### Goal of the exercise:
Transcribe every entry word for word. Skip the pictures.
*** Stored rows
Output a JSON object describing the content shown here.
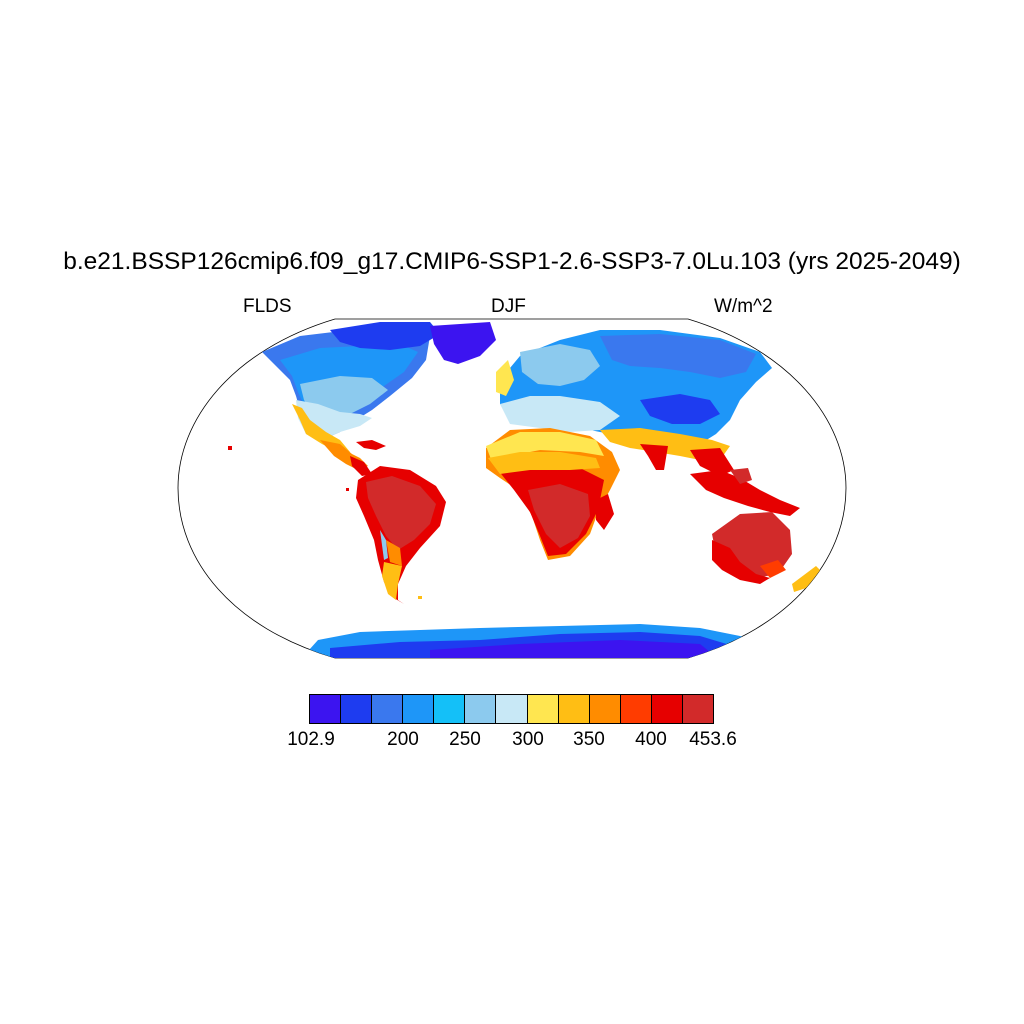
{
  "title": "b.e21.BSSP126cmip6.f09_g17.CMIP6-SSP1-2.6-SSP3-7.0Lu.103 (yrs 2025-2049)",
  "left_label": "FLDS",
  "center_label": "DJF",
  "right_label": "W/m^2",
  "colorbar": {
    "colors": [
      "#3c14f0",
      "#1e3cf0",
      "#3a78ee",
      "#1e96f8",
      "#14c0f8",
      "#8ccaee",
      "#c8e8f6",
      "#ffe650",
      "#ffbe14",
      "#ff8c00",
      "#ff3c00",
      "#e60000",
      "#d22a2a"
    ],
    "tick_labels": [
      "102.9",
      "200",
      "250",
      "300",
      "350",
      "400",
      "453.6"
    ]
  },
  "map": {
    "projection": "Robinson",
    "field": "FLDS",
    "season": "DJF",
    "units": "W/m^2",
    "range": [
      102.9,
      453.6
    ]
  }
}
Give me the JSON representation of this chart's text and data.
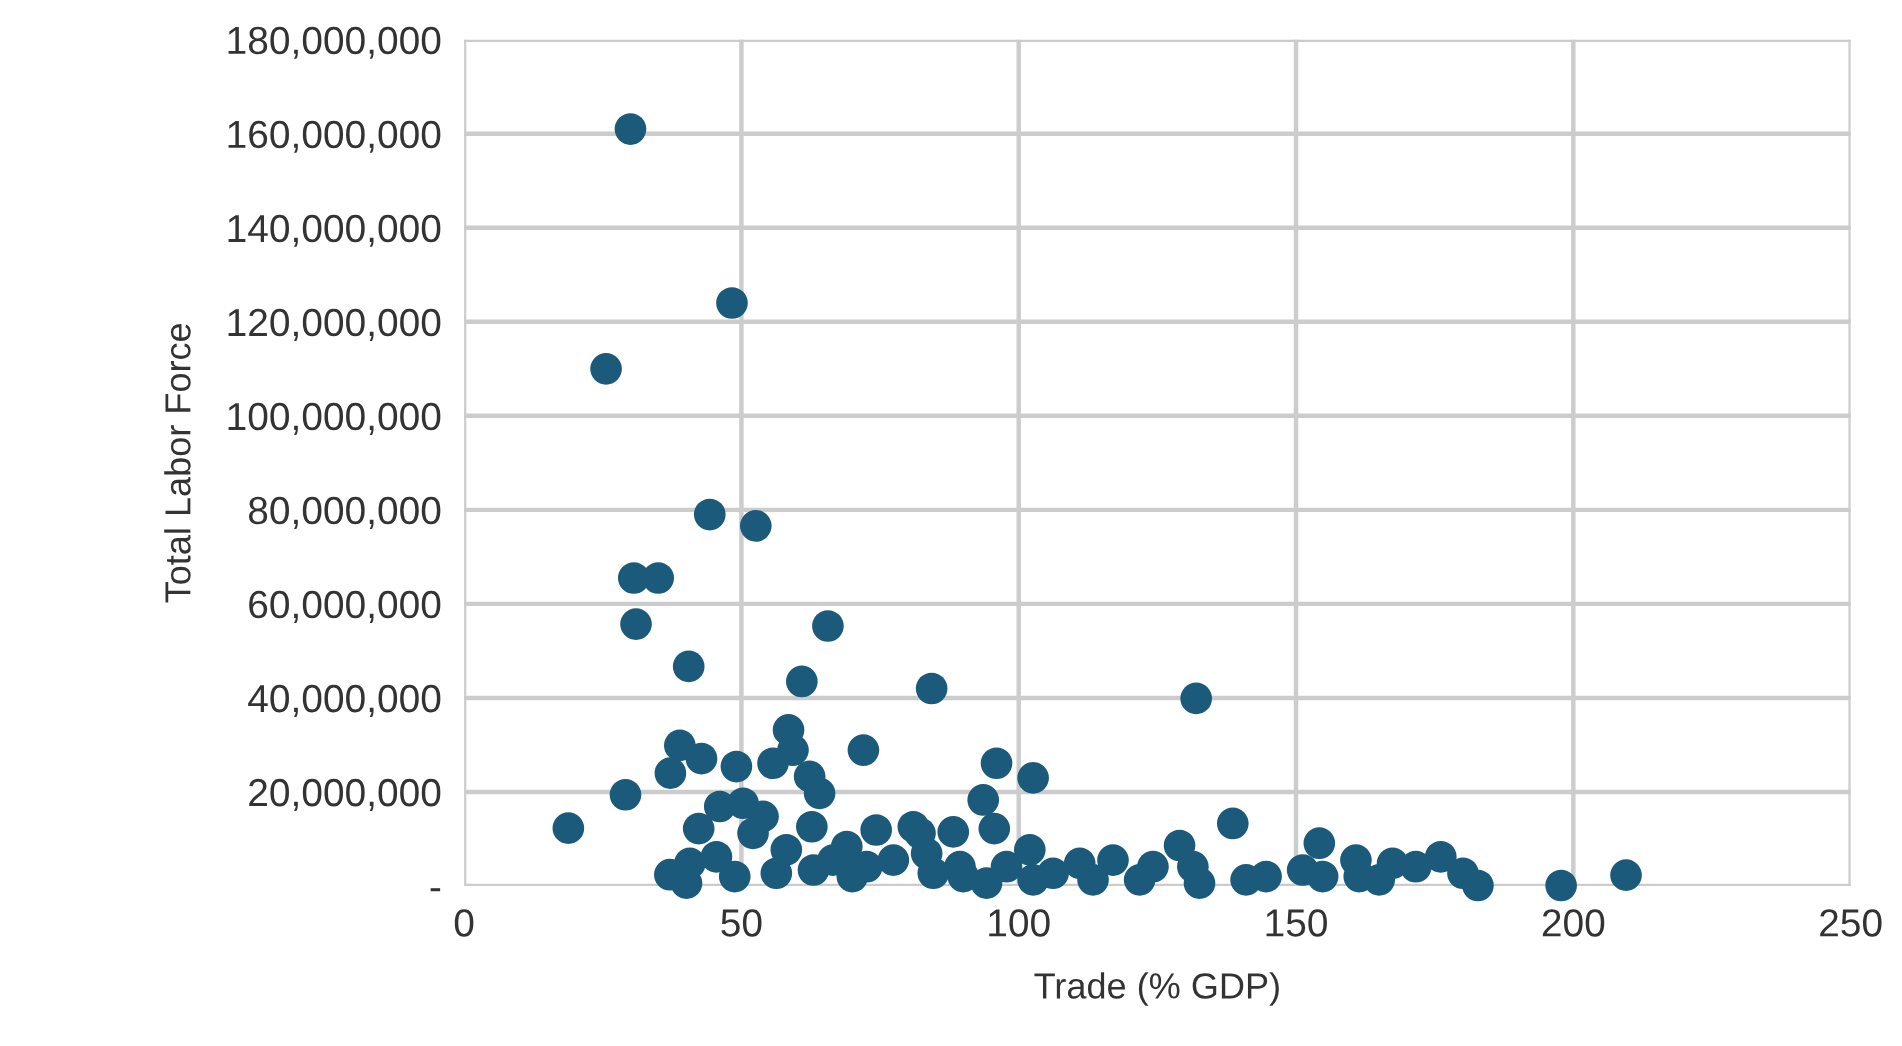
{
  "chart_data": {
    "type": "scatter",
    "xlabel": "Trade (% GDP)",
    "ylabel": "Total Labor Force",
    "series": [
      {
        "color": "#1b5a7a",
        "x": [
          30,
          48.3,
          25.6,
          44.3,
          52.6,
          30.6,
          35,
          31,
          65.6,
          40.5,
          84.3,
          132,
          60.9,
          96,
          102.6,
          72,
          58.5,
          38.9,
          42.8,
          37.2,
          49.1,
          55.7,
          59.3,
          62.3,
          64.1,
          29.1,
          18.8,
          42.3,
          46.1,
          50.3,
          53.9,
          52.1,
          58.1,
          62.7,
          74.3,
          81,
          37.1,
          40.7,
          45.5,
          40.1,
          48.8,
          56.3,
          63,
          69,
          66.5,
          72.6,
          77.4,
          83.4,
          84.6,
          93.6,
          95.6,
          88.2,
          138.6,
          102,
          129,
          154.2,
          160.8,
          167.4,
          151.2,
          154.8,
          141,
          144.6,
          161.4,
          165,
          111,
          117,
          124.2,
          131.4,
          89.4,
          97.8,
          106.2,
          82.2,
          94.2,
          102.6,
          113.4,
          121.8,
          132.6,
          171.6,
          176.1,
          180.1,
          182.8,
          197.8,
          209.5,
          70,
          90
        ],
        "values": [
          161000000,
          124000000,
          110000000,
          79000000,
          76600000,
          65500000,
          65500000,
          55700000,
          55300000,
          46700000,
          42000000,
          39900000,
          43500000,
          26100000,
          23000000,
          28900000,
          33200000,
          29900000,
          27100000,
          24000000,
          25400000,
          26100000,
          28900000,
          23300000,
          19700000,
          19400000,
          12300000,
          12200000,
          16900000,
          17600000,
          14800000,
          11200000,
          7700000,
          12600000,
          11900000,
          12600000,
          2400000,
          4800000,
          6200000,
          600000,
          2000000,
          2700000,
          3400000,
          8400000,
          5500000,
          4100000,
          5500000,
          6900000,
          2700000,
          18300000,
          12200000,
          11500000,
          13300000,
          7700000,
          8600000,
          9100000,
          5500000,
          4800000,
          3400000,
          2000000,
          1300000,
          2000000,
          2000000,
          1300000,
          4800000,
          5500000,
          4100000,
          4100000,
          4100000,
          4100000,
          2700000,
          11200000,
          600000,
          1300000,
          1300000,
          1300000,
          600000,
          4100000,
          6200000,
          2700000,
          100000,
          100000,
          2300000,
          2000000,
          2000000
        ]
      }
    ],
    "xlim": [
      0,
      250
    ],
    "xticks": [
      0,
      50,
      100,
      150,
      200,
      250
    ],
    "ylim": [
      0,
      180000000
    ],
    "yticks": [
      {
        "value": 0,
        "label": "-"
      },
      {
        "value": 20000000,
        "label": "20,000,000"
      },
      {
        "value": 40000000,
        "label": "40,000,000"
      },
      {
        "value": 60000000,
        "label": "60,000,000"
      },
      {
        "value": 80000000,
        "label": "80,000,000"
      },
      {
        "value": 100000000,
        "label": "100,000,000"
      },
      {
        "value": 120000000,
        "label": "120,000,000"
      },
      {
        "value": 140000000,
        "label": "140,000,000"
      },
      {
        "value": 160000000,
        "label": "160,000,000"
      },
      {
        "value": 180000000,
        "label": "180,000,000"
      }
    ],
    "grid": true,
    "marker": "circle"
  }
}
******
### The output:
Output a JSON object describing the content shown here.
{
  "title": "b.e21.BSSP126cmip6.f09_g17.CMIP6-SSP1-2.6-SSP3-7.0Lu.103 (yrs 2025-2049)",
  "left_label": "FLDS",
  "center_label": "DJF",
  "right_label": "W/m^2",
  "colorbar": {
    "colors": [
      "#3c14f0",
      "#1e3cf0",
      "#3a78ee",
      "#1e96f8",
      "#14c0f8",
      "#8ccaee",
      "#c8e8f6",
      "#ffe650",
      "#ffbe14",
      "#ff8c00",
      "#ff3c00",
      "#e60000",
      "#d22a2a"
    ],
    "tick_labels": [
      "102.9",
      "200",
      "250",
      "300",
      "350",
      "400",
      "453.6"
    ]
  },
  "map": {
    "projection": "Robinson",
    "field": "FLDS",
    "season": "DJF",
    "units": "W/m^2",
    "range": [
      102.9,
      453.6
    ]
  }
}
Give me the JSON representation of this chart's text and data.
{
  "chart_data": {
    "type": "scatter",
    "xlabel": "Trade (% GDP)",
    "ylabel": "Total Labor Force",
    "series": [
      {
        "color": "#1b5a7a",
        "x": [
          30,
          48.3,
          25.6,
          44.3,
          52.6,
          30.6,
          35,
          31,
          65.6,
          40.5,
          84.3,
          132,
          60.9,
          96,
          102.6,
          72,
          58.5,
          38.9,
          42.8,
          37.2,
          49.1,
          55.7,
          59.3,
          62.3,
          64.1,
          29.1,
          18.8,
          42.3,
          46.1,
          50.3,
          53.9,
          52.1,
          58.1,
          62.7,
          74.3,
          81,
          37.1,
          40.7,
          45.5,
          40.1,
          48.8,
          56.3,
          63,
          69,
          66.5,
          72.6,
          77.4,
          83.4,
          84.6,
          93.6,
          95.6,
          88.2,
          138.6,
          102,
          129,
          154.2,
          160.8,
          167.4,
          151.2,
          154.8,
          141,
          144.6,
          161.4,
          165,
          111,
          117,
          124.2,
          131.4,
          89.4,
          97.8,
          106.2,
          82.2,
          94.2,
          102.6,
          113.4,
          121.8,
          132.6,
          171.6,
          176.1,
          180.1,
          182.8,
          197.8,
          209.5,
          70,
          90
        ],
        "values": [
          161000000,
          124000000,
          110000000,
          79000000,
          76600000,
          65500000,
          65500000,
          55700000,
          55300000,
          46700000,
          42000000,
          39900000,
          43500000,
          26100000,
          23000000,
          28900000,
          33200000,
          29900000,
          27100000,
          24000000,
          25400000,
          26100000,
          28900000,
          23300000,
          19700000,
          19400000,
          12300000,
          12200000,
          16900000,
          17600000,
          14800000,
          11200000,
          7700000,
          12600000,
          11900000,
          12600000,
          2400000,
          4800000,
          6200000,
          600000,
          2000000,
          2700000,
          3400000,
          8400000,
          5500000,
          4100000,
          5500000,
          6900000,
          2700000,
          18300000,
          12200000,
          11500000,
          13300000,
          7700000,
          8600000,
          9100000,
          5500000,
          4800000,
          3400000,
          2000000,
          1300000,
          2000000,
          2000000,
          1300000,
          4800000,
          5500000,
          4100000,
          4100000,
          4100000,
          4100000,
          2700000,
          11200000,
          600000,
          1300000,
          1300000,
          1300000,
          600000,
          4100000,
          6200000,
          2700000,
          100000,
          100000,
          2300000,
          2000000,
          2000000
        ]
      }
    ],
    "xlim": [
      0,
      250
    ],
    "xticks": [
      0,
      50,
      100,
      150,
      200,
      250
    ],
    "ylim": [
      0,
      180000000
    ],
    "yticks": [
      {
        "value": 0,
        "label": "-"
      },
      {
        "value": 20000000,
        "label": "20,000,000"
      },
      {
        "value": 40000000,
        "label": "40,000,000"
      },
      {
        "value": 60000000,
        "label": "60,000,000"
      },
      {
        "value": 80000000,
        "label": "80,000,000"
      },
      {
        "value": 100000000,
        "label": "100,000,000"
      },
      {
        "value": 120000000,
        "label": "120,000,000"
      },
      {
        "value": 140000000,
        "label": "140,000,000"
      },
      {
        "value": 160000000,
        "label": "160,000,000"
      },
      {
        "value": 180000000,
        "label": "180,000,000"
      }
    ],
    "grid": true,
    "marker": "circle"
  }
}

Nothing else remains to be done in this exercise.